Work instructions →
1. From the passage below on gas hydrate models, list every approximate figure marked with a tilde (~).
2. Please check each statement against the gas hydrate passage below and answer yes or no, quoting the deciding words. (a) On the Pacific Margin, the predicted gas hydrate base in deeper water lies about 30 m shallower than the inferred base of the BSR. (b) In the shallow Pacific Margin model, gas hydrates reformed after the second sea level rise 9 kyrs ago. (c) In deeper water, the model suggests gas hydrates have persisted since the end of the last glacial.
**** Article ****
All three of our ocean margin models use inferred sea bottom temperatures and water column variations in response to glacial-interglacial cyclicity to successfully predict the current GH base consistent with observed or inferred GHs on the three oceanic margins studied. The models indicate that marine GH hydrate occurrences are locally dynamic features and the formation age and the potential methane resource volume depend significantly on the dynamics of the ocean-atmosphere system. Our models permit us to predict separately the, past, present and future responses of the GH stability zone as it responds to both natural (glacial-interglacial) and anthropogenic (climate change) forcing. On the convergent Pacific Margin, where GH is inferred pervasive the predicted GH base in deeper water is similar to previous observations from wells and previous models [10], but about 30 m deeper than the inferred base of the BSR. In deeper water the model suggests that GH have persisted there since the end of the last glacial. The shallow Pacific Margin model predicts that GHs initially dissociated completely in ~400 m water depth within ~2 kyrs the end of the last glacial because they dissociated from both the top and base of the GH layer due to the effects of sea bottom warming, but that GHs reformed after the second sea level rise 9 kyrs ago, to reach ~20 mbsf and they have thinned subsequently only slightly. Therefore we predict that Pacific Margin GHs in water depths less than ~500 m will have a younger formation age and a different history from those underlying the deeper Pacific continental shelf.
**** Recorded information ****
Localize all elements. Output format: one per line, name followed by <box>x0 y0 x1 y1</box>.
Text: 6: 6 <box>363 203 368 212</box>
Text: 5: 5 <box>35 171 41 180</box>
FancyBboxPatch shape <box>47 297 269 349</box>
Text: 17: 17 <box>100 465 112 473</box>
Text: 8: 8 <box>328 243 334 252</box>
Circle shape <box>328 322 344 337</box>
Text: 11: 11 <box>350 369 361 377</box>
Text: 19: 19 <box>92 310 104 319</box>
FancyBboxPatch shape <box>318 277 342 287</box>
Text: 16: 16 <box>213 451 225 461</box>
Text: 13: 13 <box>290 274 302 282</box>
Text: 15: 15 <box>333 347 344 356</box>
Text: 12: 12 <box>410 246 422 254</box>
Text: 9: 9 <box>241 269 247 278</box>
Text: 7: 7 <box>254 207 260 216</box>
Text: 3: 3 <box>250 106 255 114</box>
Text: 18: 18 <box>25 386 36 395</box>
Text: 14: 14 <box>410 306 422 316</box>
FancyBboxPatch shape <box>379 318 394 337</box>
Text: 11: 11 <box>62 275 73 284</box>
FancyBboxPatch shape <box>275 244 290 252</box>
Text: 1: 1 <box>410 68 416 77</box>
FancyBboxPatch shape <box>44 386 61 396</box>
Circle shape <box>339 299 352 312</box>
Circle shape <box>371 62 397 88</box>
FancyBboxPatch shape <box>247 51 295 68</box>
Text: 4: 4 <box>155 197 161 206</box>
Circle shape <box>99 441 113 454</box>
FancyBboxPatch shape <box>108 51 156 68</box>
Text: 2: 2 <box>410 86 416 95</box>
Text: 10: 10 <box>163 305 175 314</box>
****
**** Recorded information ****
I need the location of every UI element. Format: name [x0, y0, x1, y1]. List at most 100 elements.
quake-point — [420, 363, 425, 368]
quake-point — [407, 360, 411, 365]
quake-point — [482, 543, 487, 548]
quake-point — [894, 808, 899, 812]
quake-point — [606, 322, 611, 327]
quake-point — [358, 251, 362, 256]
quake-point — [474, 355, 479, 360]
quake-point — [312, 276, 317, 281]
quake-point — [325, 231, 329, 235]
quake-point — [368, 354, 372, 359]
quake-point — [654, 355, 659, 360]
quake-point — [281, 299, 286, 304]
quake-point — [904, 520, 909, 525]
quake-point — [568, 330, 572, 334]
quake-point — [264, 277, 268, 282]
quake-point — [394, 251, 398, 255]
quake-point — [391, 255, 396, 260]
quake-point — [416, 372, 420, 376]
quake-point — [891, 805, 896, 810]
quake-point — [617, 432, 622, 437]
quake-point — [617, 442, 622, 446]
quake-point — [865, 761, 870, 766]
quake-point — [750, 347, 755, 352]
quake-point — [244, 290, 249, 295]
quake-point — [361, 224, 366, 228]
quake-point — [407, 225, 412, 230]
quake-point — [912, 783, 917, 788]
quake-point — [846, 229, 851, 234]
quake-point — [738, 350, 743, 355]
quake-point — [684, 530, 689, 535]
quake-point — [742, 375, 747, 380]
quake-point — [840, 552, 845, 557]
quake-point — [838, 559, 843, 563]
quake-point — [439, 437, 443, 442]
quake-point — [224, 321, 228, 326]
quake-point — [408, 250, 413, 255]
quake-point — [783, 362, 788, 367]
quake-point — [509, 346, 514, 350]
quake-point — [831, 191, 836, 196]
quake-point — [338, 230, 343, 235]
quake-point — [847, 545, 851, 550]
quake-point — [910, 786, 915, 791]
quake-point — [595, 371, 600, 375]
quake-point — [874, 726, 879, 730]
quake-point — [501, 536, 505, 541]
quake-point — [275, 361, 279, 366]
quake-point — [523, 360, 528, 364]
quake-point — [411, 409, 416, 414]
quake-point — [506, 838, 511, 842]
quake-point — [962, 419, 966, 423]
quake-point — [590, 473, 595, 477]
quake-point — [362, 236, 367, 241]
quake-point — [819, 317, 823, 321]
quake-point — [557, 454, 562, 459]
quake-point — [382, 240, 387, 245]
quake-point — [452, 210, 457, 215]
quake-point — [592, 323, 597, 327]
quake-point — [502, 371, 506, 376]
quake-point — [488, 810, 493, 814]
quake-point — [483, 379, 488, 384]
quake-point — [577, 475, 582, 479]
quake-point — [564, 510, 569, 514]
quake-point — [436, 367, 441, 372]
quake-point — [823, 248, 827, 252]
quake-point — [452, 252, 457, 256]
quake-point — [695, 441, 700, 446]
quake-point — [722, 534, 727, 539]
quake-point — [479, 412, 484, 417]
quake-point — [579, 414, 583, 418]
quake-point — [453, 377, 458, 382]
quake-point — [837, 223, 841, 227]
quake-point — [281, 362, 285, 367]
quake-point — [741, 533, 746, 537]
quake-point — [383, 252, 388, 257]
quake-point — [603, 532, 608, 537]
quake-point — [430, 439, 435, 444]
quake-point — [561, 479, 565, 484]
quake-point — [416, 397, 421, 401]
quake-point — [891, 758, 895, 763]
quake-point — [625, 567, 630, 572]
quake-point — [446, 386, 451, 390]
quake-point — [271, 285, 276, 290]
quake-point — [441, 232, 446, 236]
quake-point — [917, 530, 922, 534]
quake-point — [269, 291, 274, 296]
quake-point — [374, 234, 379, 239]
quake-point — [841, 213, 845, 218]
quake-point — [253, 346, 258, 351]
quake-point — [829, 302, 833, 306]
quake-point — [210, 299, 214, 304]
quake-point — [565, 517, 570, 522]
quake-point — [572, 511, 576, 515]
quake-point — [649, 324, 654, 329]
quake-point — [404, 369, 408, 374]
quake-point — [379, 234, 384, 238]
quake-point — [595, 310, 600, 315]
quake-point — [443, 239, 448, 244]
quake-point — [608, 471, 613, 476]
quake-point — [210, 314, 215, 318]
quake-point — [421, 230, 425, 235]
****
**** Recorded information ****
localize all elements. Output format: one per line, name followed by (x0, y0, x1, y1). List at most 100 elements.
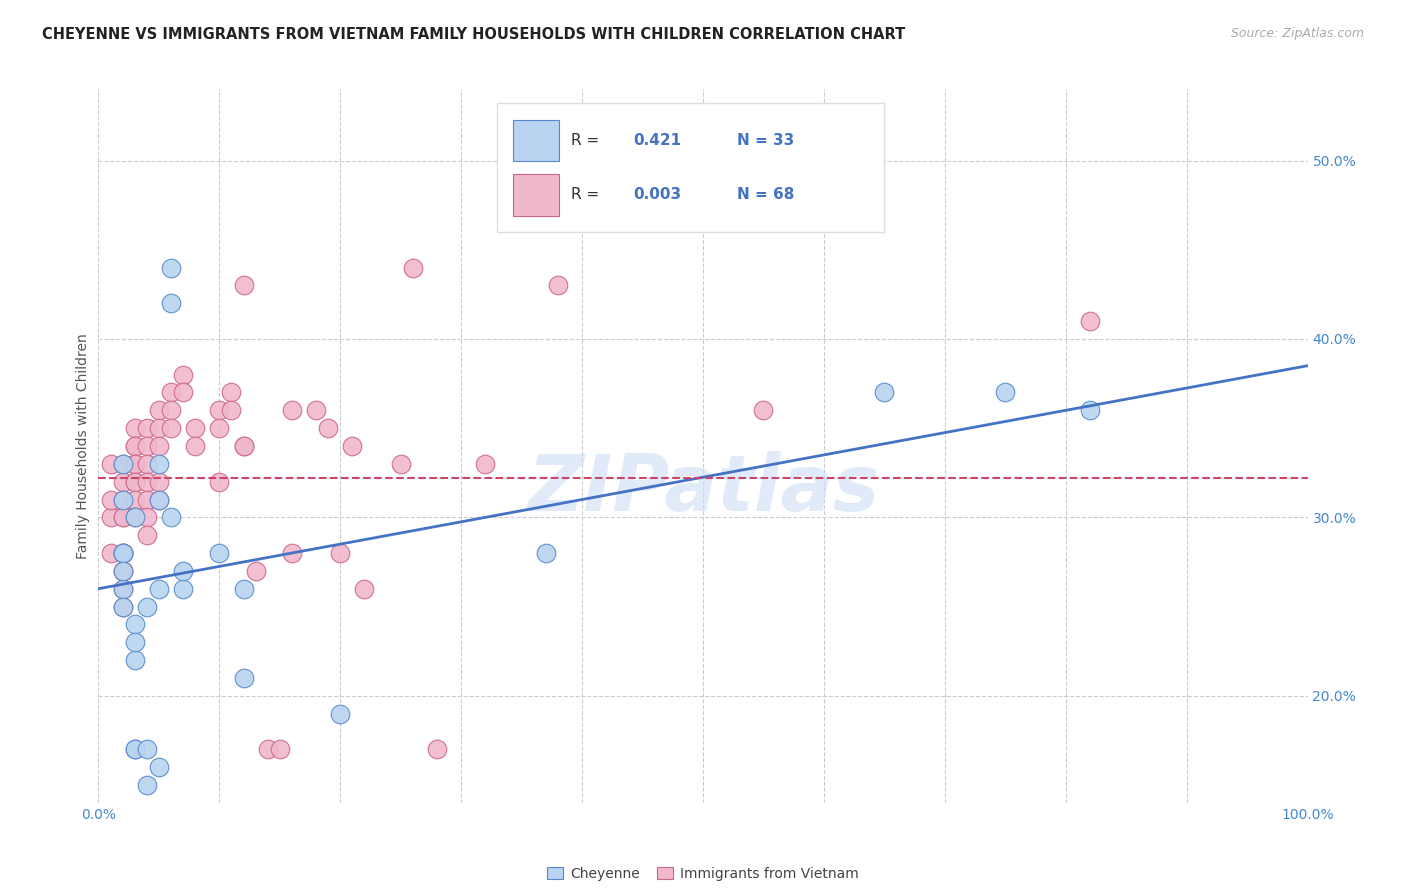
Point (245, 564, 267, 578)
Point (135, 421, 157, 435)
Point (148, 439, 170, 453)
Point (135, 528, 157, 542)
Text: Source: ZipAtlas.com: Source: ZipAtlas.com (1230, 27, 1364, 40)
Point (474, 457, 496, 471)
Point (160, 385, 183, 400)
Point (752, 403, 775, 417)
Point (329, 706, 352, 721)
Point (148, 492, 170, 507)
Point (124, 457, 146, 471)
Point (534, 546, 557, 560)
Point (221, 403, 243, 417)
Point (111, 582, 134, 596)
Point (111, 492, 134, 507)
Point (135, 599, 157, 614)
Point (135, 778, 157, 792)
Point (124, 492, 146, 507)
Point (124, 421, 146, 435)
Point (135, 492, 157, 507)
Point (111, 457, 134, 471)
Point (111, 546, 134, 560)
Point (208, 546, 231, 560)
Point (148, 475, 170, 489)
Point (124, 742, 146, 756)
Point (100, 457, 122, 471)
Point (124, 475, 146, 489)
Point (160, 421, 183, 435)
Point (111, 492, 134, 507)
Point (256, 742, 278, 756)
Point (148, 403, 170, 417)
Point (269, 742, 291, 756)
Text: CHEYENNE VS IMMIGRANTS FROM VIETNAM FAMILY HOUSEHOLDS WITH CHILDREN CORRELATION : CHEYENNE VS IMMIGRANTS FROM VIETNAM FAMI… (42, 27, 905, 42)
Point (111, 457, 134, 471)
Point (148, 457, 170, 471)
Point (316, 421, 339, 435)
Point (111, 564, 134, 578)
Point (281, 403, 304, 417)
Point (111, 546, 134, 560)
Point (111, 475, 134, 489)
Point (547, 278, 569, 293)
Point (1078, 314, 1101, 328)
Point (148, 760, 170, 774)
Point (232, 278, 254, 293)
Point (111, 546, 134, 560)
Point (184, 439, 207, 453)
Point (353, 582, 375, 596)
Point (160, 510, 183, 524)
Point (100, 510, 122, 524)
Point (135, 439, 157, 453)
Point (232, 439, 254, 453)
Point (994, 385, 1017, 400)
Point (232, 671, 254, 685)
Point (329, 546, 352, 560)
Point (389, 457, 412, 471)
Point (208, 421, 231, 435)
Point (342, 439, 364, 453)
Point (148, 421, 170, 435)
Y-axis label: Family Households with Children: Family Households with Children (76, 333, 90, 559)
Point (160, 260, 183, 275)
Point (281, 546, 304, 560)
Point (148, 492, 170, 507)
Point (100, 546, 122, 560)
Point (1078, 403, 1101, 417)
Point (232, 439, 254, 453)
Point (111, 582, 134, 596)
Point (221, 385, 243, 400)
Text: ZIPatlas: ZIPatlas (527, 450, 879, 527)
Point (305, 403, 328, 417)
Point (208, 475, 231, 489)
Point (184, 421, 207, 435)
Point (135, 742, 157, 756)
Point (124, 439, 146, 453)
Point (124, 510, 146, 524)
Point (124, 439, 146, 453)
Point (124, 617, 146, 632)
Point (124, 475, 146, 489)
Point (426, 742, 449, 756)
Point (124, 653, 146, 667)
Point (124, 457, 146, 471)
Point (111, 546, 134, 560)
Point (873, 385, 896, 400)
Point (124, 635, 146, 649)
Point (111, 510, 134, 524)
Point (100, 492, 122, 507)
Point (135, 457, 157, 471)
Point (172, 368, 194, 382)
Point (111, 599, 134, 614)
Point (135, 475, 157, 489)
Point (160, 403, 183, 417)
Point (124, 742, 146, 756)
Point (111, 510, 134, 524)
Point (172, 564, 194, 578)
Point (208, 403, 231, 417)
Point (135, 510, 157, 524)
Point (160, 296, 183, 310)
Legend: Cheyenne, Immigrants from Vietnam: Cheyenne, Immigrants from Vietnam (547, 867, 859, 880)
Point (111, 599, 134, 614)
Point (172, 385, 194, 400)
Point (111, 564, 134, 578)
****
Worked solutions →
1. ~2 kyrs, ~400 m, ~20 mbsf, ~500 m

2.
(a) No: "about 30 m deeper than the inferred base of the BSR"
(b) Yes: "GHs reformed after the second sea level rise 9 kyrs ago"
(c) Yes: "In deeper water the model suggests that GH have persisted there since the end of the last glacial"